ACTIVITY: In the article on Sanders and Canadian health insurance, change "Canadians" to "residents of Canada" and reproduce the passage from "In the debate, Sanders" up to and including "than he would.".

Bernie Sanders praised Canadian healthcare system, but it allows much larger role for private insurance than his plan

Sen. Bernie Sanders, in making the case for eliminating private for-profit health insurance at Wednesday night’s debate, repeatedly praised Canada’s socialized system. But Canada allows for a much larger role for private insurance than his own plan would.

Under the Sanders plan, within four years, the federal government would rip away private insurance from 180 million people and put everybody on a new government-run plan. Private insurers would be barred from offering any plans that duplicate any of the benefits offered by the government. However, Sanders’ government plan promises to be comprehensive, covering hospital services, doctors, prescription drugs, dental, vision, and home care, among many other benefits. So in effect, that would eliminate any role for private insurance.

In the debate, Sanders defended this idea by attacking as if it were inhumane the idea that any company would make money from being an insurer.

Yet as the Commonwealth Fund notes, in Canada, while everybody receives free primary and hospital care, “Private insurance, held by about two-thirds of Canadians, covers services excluded from public reimbursement, such as vision and dental care, prescription drugs, rehabilitation services, home care, and private rooms in hospitals.” The private insurance is mostly paid through employers, but, “In 2014, private insurance accounted for approximately 12 percent of total health spending. The majority of insurers are for-profit.”

So even the socialist system that Sanders loves allows for a much larger role for private insurance than he would.

SOURCE MATERIAL:
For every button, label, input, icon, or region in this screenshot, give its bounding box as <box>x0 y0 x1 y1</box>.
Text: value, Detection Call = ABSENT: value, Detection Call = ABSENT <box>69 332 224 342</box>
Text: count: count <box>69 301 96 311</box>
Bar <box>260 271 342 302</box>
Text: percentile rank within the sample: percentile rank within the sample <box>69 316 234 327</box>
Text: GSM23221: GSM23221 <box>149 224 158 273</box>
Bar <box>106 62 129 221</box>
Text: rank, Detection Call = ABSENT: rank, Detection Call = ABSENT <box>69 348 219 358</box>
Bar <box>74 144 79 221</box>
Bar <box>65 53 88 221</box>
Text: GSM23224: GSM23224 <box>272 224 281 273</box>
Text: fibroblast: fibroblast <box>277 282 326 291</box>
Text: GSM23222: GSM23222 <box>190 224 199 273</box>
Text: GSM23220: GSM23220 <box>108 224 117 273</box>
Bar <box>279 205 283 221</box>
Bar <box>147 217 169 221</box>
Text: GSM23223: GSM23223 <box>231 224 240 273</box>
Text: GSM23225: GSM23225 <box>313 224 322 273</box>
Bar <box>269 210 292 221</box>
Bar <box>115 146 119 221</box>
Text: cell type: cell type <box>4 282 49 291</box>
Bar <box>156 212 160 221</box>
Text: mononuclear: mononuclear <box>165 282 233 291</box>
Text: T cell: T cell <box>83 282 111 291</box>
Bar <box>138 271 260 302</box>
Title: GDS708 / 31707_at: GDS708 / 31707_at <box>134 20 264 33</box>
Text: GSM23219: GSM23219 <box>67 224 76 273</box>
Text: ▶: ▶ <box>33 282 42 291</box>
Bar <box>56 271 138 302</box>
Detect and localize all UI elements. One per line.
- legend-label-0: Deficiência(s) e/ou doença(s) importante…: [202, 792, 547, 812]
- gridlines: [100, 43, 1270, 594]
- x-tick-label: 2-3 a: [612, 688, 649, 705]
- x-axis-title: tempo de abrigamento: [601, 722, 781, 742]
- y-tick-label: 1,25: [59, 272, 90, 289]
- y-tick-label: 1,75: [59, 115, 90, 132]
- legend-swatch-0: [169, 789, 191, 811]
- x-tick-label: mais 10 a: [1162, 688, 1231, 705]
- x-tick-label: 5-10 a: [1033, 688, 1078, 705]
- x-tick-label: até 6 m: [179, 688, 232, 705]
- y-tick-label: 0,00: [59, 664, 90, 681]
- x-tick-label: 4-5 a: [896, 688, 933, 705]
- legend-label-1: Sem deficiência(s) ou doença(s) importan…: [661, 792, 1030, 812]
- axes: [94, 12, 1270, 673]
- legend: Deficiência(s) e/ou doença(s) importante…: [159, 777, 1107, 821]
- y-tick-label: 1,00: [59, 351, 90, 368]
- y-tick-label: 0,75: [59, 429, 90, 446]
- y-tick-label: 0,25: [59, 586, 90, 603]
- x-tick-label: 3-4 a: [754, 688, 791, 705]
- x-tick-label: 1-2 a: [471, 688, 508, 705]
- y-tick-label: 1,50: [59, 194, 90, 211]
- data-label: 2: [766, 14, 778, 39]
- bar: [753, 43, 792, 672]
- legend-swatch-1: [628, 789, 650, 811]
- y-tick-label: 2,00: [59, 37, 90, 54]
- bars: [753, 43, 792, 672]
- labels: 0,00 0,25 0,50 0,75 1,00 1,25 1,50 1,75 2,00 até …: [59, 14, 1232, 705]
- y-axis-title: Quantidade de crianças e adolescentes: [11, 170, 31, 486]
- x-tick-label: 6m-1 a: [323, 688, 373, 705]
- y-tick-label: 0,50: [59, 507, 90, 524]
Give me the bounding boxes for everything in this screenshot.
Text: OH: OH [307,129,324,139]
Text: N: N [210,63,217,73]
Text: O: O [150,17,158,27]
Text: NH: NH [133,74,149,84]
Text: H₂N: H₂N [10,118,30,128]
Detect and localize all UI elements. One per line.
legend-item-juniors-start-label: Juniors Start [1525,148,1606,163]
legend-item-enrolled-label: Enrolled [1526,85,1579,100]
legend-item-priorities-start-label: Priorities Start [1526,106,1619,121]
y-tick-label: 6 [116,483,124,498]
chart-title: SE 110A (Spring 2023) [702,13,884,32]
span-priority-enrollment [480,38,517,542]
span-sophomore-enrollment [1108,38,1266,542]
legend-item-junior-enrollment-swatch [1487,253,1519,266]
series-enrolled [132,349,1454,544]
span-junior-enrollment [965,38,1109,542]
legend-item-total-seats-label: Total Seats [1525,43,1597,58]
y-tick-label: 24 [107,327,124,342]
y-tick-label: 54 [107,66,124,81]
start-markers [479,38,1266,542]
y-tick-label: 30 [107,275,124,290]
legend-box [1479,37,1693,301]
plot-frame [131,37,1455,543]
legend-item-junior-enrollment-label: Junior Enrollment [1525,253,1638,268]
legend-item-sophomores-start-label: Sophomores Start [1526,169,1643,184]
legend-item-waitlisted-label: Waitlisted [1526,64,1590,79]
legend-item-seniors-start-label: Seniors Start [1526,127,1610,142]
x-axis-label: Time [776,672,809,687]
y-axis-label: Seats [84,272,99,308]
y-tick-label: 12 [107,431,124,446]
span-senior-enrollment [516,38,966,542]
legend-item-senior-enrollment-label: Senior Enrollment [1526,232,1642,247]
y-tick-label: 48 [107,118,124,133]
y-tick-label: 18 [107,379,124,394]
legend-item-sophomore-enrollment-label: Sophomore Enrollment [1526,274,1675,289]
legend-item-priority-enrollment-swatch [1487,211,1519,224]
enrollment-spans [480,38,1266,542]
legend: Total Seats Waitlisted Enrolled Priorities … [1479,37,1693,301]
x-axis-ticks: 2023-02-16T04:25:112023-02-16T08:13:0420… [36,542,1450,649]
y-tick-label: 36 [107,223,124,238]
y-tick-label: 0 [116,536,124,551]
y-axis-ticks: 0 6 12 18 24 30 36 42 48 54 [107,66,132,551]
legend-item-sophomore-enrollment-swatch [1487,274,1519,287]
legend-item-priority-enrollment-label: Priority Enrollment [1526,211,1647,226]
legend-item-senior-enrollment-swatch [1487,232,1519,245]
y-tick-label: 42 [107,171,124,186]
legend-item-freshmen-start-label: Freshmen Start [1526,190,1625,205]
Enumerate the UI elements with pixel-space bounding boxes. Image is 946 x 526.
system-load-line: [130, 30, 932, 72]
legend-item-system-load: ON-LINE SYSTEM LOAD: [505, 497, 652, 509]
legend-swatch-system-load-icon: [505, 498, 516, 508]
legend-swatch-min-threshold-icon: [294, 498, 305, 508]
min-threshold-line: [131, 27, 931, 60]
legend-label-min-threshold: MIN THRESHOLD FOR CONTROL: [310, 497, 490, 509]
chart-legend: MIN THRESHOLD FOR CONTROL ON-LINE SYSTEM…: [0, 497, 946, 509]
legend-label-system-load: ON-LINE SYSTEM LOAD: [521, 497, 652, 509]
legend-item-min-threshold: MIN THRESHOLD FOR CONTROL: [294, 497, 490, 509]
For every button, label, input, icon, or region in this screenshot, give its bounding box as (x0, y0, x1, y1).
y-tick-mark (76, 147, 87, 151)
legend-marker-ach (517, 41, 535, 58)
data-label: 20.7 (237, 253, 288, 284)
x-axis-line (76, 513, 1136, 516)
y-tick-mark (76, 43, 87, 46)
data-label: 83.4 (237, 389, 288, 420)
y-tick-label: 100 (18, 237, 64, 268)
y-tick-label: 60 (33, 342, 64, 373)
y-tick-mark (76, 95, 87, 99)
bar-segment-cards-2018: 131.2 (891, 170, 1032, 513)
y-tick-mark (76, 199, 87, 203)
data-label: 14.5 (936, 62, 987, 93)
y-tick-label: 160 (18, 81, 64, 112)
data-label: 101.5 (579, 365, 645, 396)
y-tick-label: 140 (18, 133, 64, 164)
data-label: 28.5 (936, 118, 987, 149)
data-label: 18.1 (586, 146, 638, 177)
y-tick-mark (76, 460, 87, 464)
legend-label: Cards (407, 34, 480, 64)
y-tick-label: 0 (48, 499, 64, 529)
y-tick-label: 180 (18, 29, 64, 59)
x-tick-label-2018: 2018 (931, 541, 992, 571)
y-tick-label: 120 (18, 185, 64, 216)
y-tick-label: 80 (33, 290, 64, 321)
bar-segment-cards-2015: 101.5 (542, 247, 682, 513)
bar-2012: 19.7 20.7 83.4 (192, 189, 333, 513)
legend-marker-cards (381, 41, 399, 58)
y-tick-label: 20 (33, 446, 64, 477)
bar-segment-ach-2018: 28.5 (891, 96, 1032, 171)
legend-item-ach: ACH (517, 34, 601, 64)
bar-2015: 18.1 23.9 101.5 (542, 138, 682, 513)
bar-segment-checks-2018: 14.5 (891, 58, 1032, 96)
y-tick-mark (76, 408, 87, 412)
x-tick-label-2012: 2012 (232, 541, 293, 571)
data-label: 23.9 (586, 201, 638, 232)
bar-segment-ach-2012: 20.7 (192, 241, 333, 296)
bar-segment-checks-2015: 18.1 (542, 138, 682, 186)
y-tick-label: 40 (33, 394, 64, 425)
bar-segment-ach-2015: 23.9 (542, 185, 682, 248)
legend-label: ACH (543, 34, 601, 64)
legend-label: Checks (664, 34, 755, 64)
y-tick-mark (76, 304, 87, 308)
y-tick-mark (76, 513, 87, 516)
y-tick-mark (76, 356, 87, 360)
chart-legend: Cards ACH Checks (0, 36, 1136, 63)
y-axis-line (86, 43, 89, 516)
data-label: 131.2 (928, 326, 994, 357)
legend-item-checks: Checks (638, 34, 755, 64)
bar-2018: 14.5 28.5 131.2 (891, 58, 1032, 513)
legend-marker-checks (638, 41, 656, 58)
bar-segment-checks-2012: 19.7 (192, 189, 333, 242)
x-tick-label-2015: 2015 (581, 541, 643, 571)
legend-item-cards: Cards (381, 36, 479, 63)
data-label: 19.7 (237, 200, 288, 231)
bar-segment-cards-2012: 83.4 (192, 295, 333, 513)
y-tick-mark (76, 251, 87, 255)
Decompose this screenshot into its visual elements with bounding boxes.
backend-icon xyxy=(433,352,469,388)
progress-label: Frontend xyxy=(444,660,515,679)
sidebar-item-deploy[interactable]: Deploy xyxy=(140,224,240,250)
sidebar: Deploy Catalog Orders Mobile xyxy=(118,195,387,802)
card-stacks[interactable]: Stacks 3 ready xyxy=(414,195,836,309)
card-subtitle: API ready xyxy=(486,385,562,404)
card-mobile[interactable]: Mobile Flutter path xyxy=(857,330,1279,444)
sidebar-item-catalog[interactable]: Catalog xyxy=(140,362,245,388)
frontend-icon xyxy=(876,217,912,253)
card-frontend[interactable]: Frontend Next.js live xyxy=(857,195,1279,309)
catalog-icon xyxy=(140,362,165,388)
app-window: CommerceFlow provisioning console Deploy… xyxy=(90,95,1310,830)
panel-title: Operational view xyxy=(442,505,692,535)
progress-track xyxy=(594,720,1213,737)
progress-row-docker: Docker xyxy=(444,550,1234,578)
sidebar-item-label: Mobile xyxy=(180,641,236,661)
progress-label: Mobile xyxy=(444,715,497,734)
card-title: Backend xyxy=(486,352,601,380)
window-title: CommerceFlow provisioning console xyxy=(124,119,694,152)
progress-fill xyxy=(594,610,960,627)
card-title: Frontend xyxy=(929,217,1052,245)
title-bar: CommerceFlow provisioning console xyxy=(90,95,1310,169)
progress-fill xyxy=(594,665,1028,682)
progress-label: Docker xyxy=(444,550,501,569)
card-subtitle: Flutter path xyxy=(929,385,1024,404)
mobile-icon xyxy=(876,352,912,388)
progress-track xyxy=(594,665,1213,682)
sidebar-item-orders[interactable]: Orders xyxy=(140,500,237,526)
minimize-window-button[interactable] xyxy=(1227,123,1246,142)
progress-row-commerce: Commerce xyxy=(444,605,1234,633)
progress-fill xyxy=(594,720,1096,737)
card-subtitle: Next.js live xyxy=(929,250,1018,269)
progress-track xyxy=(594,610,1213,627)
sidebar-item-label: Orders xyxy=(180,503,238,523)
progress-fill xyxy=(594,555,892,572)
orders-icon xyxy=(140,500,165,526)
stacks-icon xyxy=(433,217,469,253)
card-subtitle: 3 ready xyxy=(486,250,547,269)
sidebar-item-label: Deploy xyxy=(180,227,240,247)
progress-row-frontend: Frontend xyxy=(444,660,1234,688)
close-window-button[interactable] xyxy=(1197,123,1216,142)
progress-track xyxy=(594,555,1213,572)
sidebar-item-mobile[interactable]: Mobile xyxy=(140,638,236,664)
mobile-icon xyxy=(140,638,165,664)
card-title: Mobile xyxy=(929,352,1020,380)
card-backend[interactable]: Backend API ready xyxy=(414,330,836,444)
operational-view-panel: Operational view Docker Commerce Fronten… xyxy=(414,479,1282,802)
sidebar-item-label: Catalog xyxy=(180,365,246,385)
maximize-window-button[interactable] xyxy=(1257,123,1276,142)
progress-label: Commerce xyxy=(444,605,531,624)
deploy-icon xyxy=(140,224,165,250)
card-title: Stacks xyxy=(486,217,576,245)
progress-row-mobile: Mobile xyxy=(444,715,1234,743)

EXERCISE ANSWER:
In the debate, Sanders defended this idea by attacking as if it were inhumane the idea that any company would make money from being an insurer.

Yet as the Commonwealth Fund notes, in Canada, while everybody receives free primary and hospital care, “Private insurance, held by about two-thirds of residents of Canada, covers services excluded from public reimbursement, such as vision and dental care, prescription drugs, rehabilitation services, home care, and private rooms in hospitals.” The private insurance is mostly paid through employers, but, “In 2014, private insurance accounted for approximately 12 percent of total health spending. The majority of insurers are for-profit.”

So even the socialist system that Sanders loves allows for a much larger role for private insurance than he would.